Given exercise: Every record should be repeated exactly, except that pictures are left out.

Records to use:
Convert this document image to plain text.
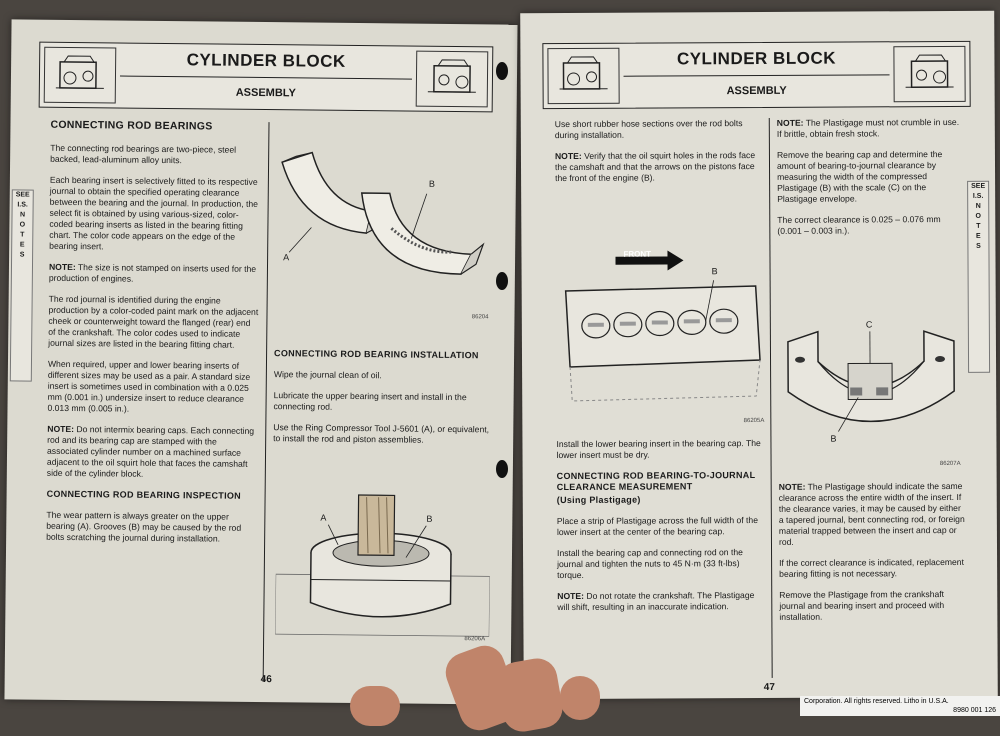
CYLINDER BLOCK
ASSEMBLY
SEE
I.S.
N
O
T
E
S
CONNECTING ROD BEARINGS

The connecting rod bearings are two-piece, steel backed, lead-aluminum alloy units.

Each bearing insert is selectively fitted to its respective journal to obtain the specified operating clearance between the bearing and the journal. In production, the select fit is obtained by using various-sized, color-coded bearing inserts as listed in the bearing fitting chart. The color code appears on the edge of the bearing insert.

NOTE: The size is not stamped on inserts used for the production of engines.

The rod journal is identified during the engine production by a color-coded paint mark on the adjacent cheek or counterweight toward the flanged (rear) end of the crankshaft. The color codes used to indicate journal sizes are listed in the bearing fitting chart.

When required, upper and lower bearing inserts of different sizes may be used as a pair. A standard size insert is sometimes used in combination with a 0.025 mm (0.001 in.) undersize insert to reduce clearance 0.013 mm (0.005 in.).

NOTE: Do not intermix bearing caps. Each connecting rod and its bearing cap are stamped with the associated cylinder number on a machined surface adjacent to the oil squirt hole that faces the camshaft side of the cylinder block.

CONNECTING ROD BEARING INSPECTION

The wear pattern is always greater on the upper bearing (A). Grooves (B) may be caused by the rod bolts scratching the journal during installation.

A
B
86204
CONNECTING ROD BEARING INSTALLATION

Wipe the journal clean of oil.

Lubricate the upper bearing insert and install in the connecting rod.

Use the Ring Compressor Tool J-5601 (A), or equivalent, to install the rod and piston assemblies.

A	B
86206A
46
CYLINDER BLOCK
ASSEMBLY
SEE
I.S.
N
O
T
E
S

Use short rubber hose sections over the rod bolts during installation.

NOTE: Verify that the oil squirt holes in the rods face the camshaft and that the arrows on the pistons face the front of the engine (B).

FRONT
B
86205A

Install the lower bearing insert in the bearing cap. The lower insert must be dry.

CONNECTING ROD BEARING-TO-JOURNAL CLEARANCE MEASUREMENT
(Using Plastigage)

Place a strip of Plastigage across the full width of the lower insert at the center of the bearing cap.

Install the bearing cap and connecting rod on the journal and tighten the nuts to 45 N·m (33 ft-lbs) torque.

NOTE: Do not rotate the crankshaft. The Plastigage will shift, resulting in an inaccurate indication.

NOTE: The Plastigage must not crumble in use. If brittle, obtain fresh stock.

Remove the bearing cap and determine the amount of bearing-to-journal clearance by measuring the width of the compressed Plastigage (B) with the scale (C) on the Plastigage envelope.

The correct clearance is 0.025 – 0.076 mm (0.001 – 0.003 in.).

C
B
86207A

NOTE: The Plastigage should indicate the same clearance across the entire width of the insert. If the clearance varies, it may be caused by either a tapered journal, bent connecting rod, or foreign material trapped between the insert and cap or rod.

If the correct clearance is indicated, replacement bearing fitting is not necessary.

Remove the Plastigage from the crankshaft journal and bearing insert and proceed with installation.

47
Corporation. All rights reserved. Litho in U.S.A.
8980 001 126
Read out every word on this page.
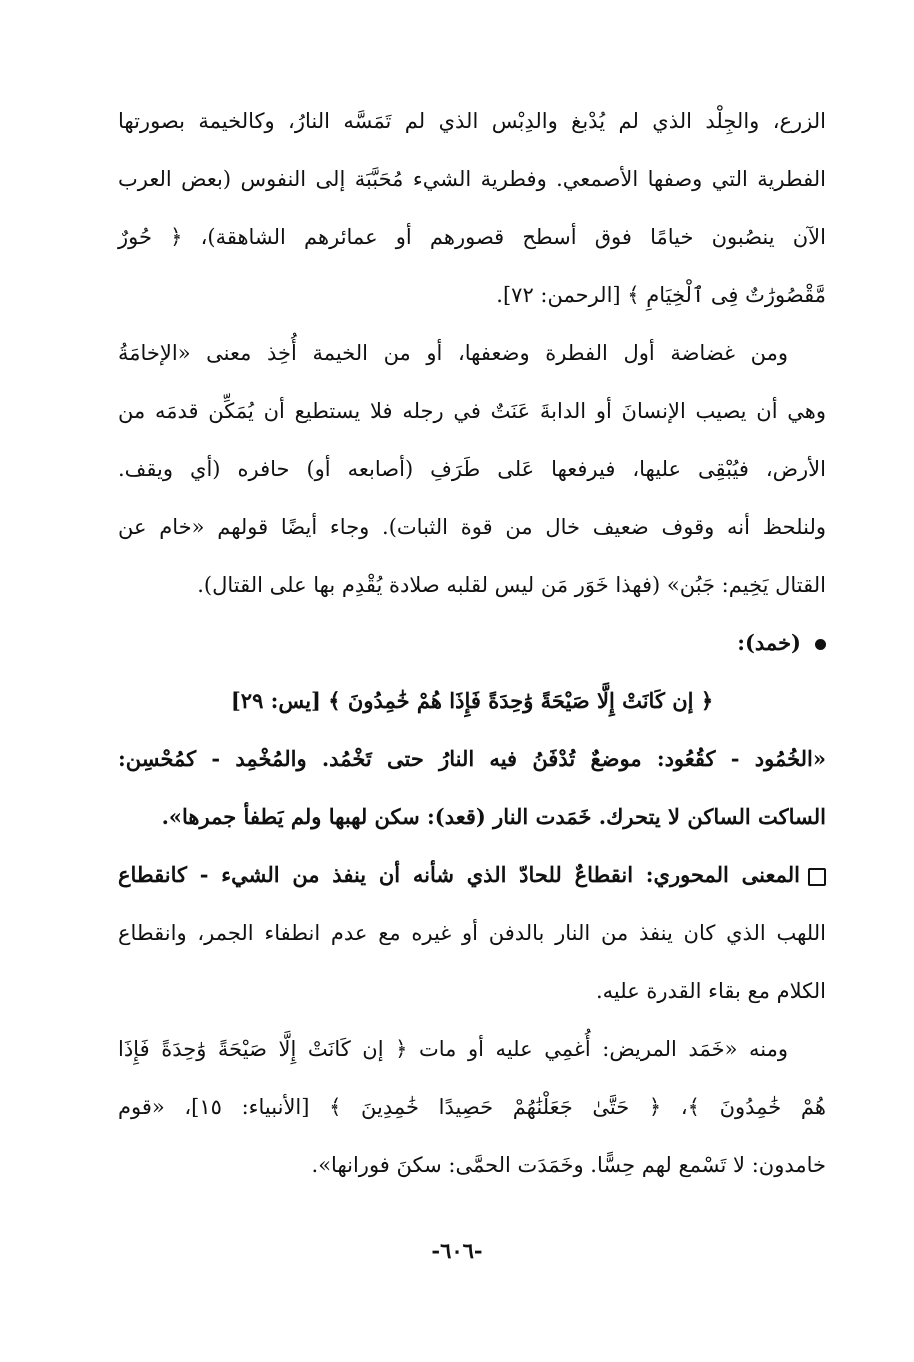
الزرع، والجِلْد الذي لم يُدْبغ والدِبْس الذي لم تَمَسَّه النارُ، وكالخيمة بصورتها
الفطرية التي وصفها الأصمعي. وفطرية الشيء مُحَبَّبَة إلى النفوس (بعض العرب
الآن ينصُبون خيامًا فوق أسطح قصورهم أو عمائرهم الشاهقة)، ﴿ حُورٌ
مَّقْصُورَٰتٌ فِى ٱلْخِيَامِ ﴾ [الرحمن: ٧٢].
ومن غضاضة أول الفطرة وضعفها، أو من الخيمة أُخِذ معنى «الإخامَةُ
وهي أن يصيب الإنسانَ أو الدابةَ عَنَتٌ في رجله فلا يستطيع أن يُمَكِّن قدمَه من
الأرض، فيُبْقِى عليها، فيرفعها عَلى طَرَفِ (أصابعه أو) حافره (أي ويقف.
ولنلحظ أنه وقوف ضعيف خال من قوة الثبات). وجاء أيضًا قولهم «خام عن
القتال يَخِيم: جَبُن» (فهذا خَوَر مَن ليس لقلبه صلادة يُقْدِم بها على القتال).
(خمد):
﴿ إن كَانَتْ إِلَّا صَيْحَةً وَٰحِدَةً فَإِذَا هُمْ خَٰمِدُونَ ﴾ [يس: ٢٩]
«الخُمُود - كقُعُود: موضعٌ تُدْفَنُ فيه النارُ حتى تَخْمُد. والمُخْمِد - كمُحْسِن:
الساكت الساكن لا يتحرك. خَمَدت النار (قعد): سكن لهبها ولم يَطفأ جمرها».
المعنى المحوري: انقطاعٌ للحادّ الذي شأنه أن ينفذ من الشيء - كانقطاع
اللهب الذي كان ينفذ من النار بالدفن أو غيره مع عدم انطفاء الجمر، وانقطاع
الكلام مع بقاء القدرة عليه.
ومنه «خَمَد المريض: أُغمِي عليه أو مات ﴿ إن كَانَتْ إِلَّا صَيْحَةً وَٰحِدَةً فَإِذَا
هُمْ خَٰمِدُونَ ﴾، ﴿ حَتَّىٰ جَعَلْنَٰهُمْ حَصِيدًا خَٰمِدِينَ ﴾ [الأنبياء: ١٥]، «قوم
خامدون: لا تَسْمع لهم حِسًّا. وخَمَدَت الحمَّى: سكنَ فورانها».
-٦٠٦-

Complete output:
Convert this document image to plain text.
CYLINDER BLOCK
ASSEMBLY
SEE
I.S.
N
O
T
E
S
CONNECTING ROD BEARINGS

The connecting rod bearings are two-piece, steel backed, lead-aluminum alloy units.

Each bearing insert is selectively fitted to its respective journal to obtain the specified operating clearance between the bearing and the journal. In production, the select fit is obtained by using various-sized, color-coded bearing inserts as listed in the bearing fitting chart. The color code appears on the edge of the bearing insert.

NOTE: The size is not stamped on inserts used for the production of engines.

The rod journal is identified during the engine production by a color-coded paint mark on the adjacent cheek or counterweight toward the flanged (rear) end of the crankshaft. The color codes used to indicate journal sizes are listed in the bearing fitting chart.

When required, upper and lower bearing inserts of different sizes may be used as a pair. A standard size insert is sometimes used in combination with a 0.025 mm (0.001 in.) undersize insert to reduce clearance 0.013 mm (0.005 in.).

NOTE: Do not intermix bearing caps. Each connecting rod and its bearing cap are stamped with the associated cylinder number on a machined surface adjacent to the oil squirt hole that faces the camshaft side of the cylinder block.

CONNECTING ROD BEARING INSPECTION

The wear pattern is always greater on the upper bearing (A). Grooves (B) may be caused by the rod bolts scratching the journal during installation.

A
B
86204
CONNECTING ROD BEARING INSTALLATION

Wipe the journal clean of oil.

Lubricate the upper bearing insert and install in the connecting rod.

Use the Ring Compressor Tool J-5601 (A), or equivalent, to install the rod and piston assemblies.

A	B
86206A
46
CYLINDER BLOCK
ASSEMBLY
SEE
I.S.
N
O
T
E
S

Use short rubber hose sections over the rod bolts during installation.

NOTE: Verify that the oil squirt holes in the rods face the camshaft and that the arrows on the pistons face the front of the engine (B).

FRONT
B
86205A

Install the lower bearing insert in the bearing cap. The lower insert must be dry.

CONNECTING ROD BEARING-TO-JOURNAL CLEARANCE MEASUREMENT
(Using Plastigage)

Place a strip of Plastigage across the full width of the lower insert at the center of the bearing cap.

Install the bearing cap and connecting rod on the journal and tighten the nuts to 45 N·m (33 ft-lbs) torque.

NOTE: Do not rotate the crankshaft. The Plastigage will shift, resulting in an inaccurate indication.

NOTE: The Plastigage must not crumble in use. If brittle, obtain fresh stock.

Remove the bearing cap and determine the amount of bearing-to-journal clearance by measuring the width of the compressed Plastigage (B) with the scale (C) on the Plastigage envelope.

The correct clearance is 0.025 – 0.076 mm (0.001 – 0.003 in.).

C
B
86207A

NOTE: The Plastigage should indicate the same clearance across the entire width of the insert. If the clearance varies, it may be caused by either a tapered journal, bent connecting rod, or foreign material trapped between the insert and cap or rod.

If the correct clearance is indicated, replacement bearing fitting is not necessary.

Remove the Plastigage from the crankshaft journal and bearing insert and proceed with installation.

47
Corporation. All rights reserved. Litho in U.S.A.
8980 001 126
Read out every word on this page.
الزرع، والجِلْد الذي لم يُدْبغ والدِبْس الذي لم تَمَسَّه النارُ، وكالخيمة بصورتها
الفطرية التي وصفها الأصمعي. وفطرية الشيء مُحَبَّبَة إلى النفوس (بعض العرب
الآن ينصُبون خيامًا فوق أسطح قصورهم أو عمائرهم الشاهقة)، ﴿ حُورٌ
مَّقْصُورَٰتٌ فِى ٱلْخِيَامِ ﴾ [الرحمن: ٧٢].
ومن غضاضة أول الفطرة وضعفها، أو من الخيمة أُخِذ معنى «الإخامَةُ
وهي أن يصيب الإنسانَ أو الدابةَ عَنَتٌ في رجله فلا يستطيع أن يُمَكِّن قدمَه من
الأرض، فيُبْقِى عليها، فيرفعها عَلى طَرَفِ (أصابعه أو) حافره (أي ويقف.
ولنلحظ أنه وقوف ضعيف خال من قوة الثبات). وجاء أيضًا قولهم «خام عن
القتال يَخِيم: جَبُن» (فهذا خَوَر مَن ليس لقلبه صلادة يُقْدِم بها على القتال).
(خمد):
﴿ إن كَانَتْ إِلَّا صَيْحَةً وَٰحِدَةً فَإِذَا هُمْ خَٰمِدُونَ ﴾ [يس: ٢٩]
«الخُمُود - كقُعُود: موضعٌ تُدْفَنُ فيه النارُ حتى تَخْمُد. والمُخْمِد - كمُحْسِن:
الساكت الساكن لا يتحرك. خَمَدت النار (قعد): سكن لهبها ولم يَطفأ جمرها».
المعنى المحوري: انقطاعٌ للحادّ الذي شأنه أن ينفذ من الشيء - كانقطاع
اللهب الذي كان ينفذ من النار بالدفن أو غيره مع عدم انطفاء الجمر، وانقطاع
الكلام مع بقاء القدرة عليه.
ومنه «خَمَد المريض: أُغمِي عليه أو مات ﴿ إن كَانَتْ إِلَّا صَيْحَةً وَٰحِدَةً فَإِذَا
هُمْ خَٰمِدُونَ ﴾، ﴿ حَتَّىٰ جَعَلْنَٰهُمْ حَصِيدًا خَٰمِدِينَ ﴾ [الأنبياء: ١٥]، «قوم
خامدون: لا تَسْمع لهم حِسًّا. وخَمَدَت الحمَّى: سكنَ فورانها».
-٦٠٦-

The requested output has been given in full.